## BEGIN

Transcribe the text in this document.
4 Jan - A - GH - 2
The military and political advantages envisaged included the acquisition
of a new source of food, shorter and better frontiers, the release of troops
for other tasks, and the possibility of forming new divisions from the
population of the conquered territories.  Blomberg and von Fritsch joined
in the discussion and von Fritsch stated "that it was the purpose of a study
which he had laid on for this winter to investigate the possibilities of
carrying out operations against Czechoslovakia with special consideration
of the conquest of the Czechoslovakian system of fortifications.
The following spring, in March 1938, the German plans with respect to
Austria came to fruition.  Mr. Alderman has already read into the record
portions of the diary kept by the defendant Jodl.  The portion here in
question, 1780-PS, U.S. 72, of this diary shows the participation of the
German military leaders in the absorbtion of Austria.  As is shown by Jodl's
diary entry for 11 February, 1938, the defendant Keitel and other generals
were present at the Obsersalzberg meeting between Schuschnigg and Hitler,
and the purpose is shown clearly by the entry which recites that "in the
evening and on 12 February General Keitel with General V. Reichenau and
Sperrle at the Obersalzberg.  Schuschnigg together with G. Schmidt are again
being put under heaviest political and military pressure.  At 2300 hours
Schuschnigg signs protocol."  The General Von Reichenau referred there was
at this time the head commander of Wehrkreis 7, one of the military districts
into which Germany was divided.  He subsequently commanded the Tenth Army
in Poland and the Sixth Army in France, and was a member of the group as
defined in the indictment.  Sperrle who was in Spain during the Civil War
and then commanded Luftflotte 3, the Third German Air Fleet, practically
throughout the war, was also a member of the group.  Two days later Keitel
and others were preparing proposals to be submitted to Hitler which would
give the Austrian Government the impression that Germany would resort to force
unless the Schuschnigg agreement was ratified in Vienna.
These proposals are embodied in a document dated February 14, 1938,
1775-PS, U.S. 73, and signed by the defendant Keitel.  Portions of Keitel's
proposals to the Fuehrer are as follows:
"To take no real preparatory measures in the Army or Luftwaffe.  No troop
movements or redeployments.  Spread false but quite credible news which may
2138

## END

Return every line containing "diary".

FINISHED TASK:
portions of the diary kept by the defendant Jodl.  The portion here in
question, 1780-PS, U.S. 72, of this diary shows the participation of the
diary entry for 11 February, 1938, the defendant Keitel and other generals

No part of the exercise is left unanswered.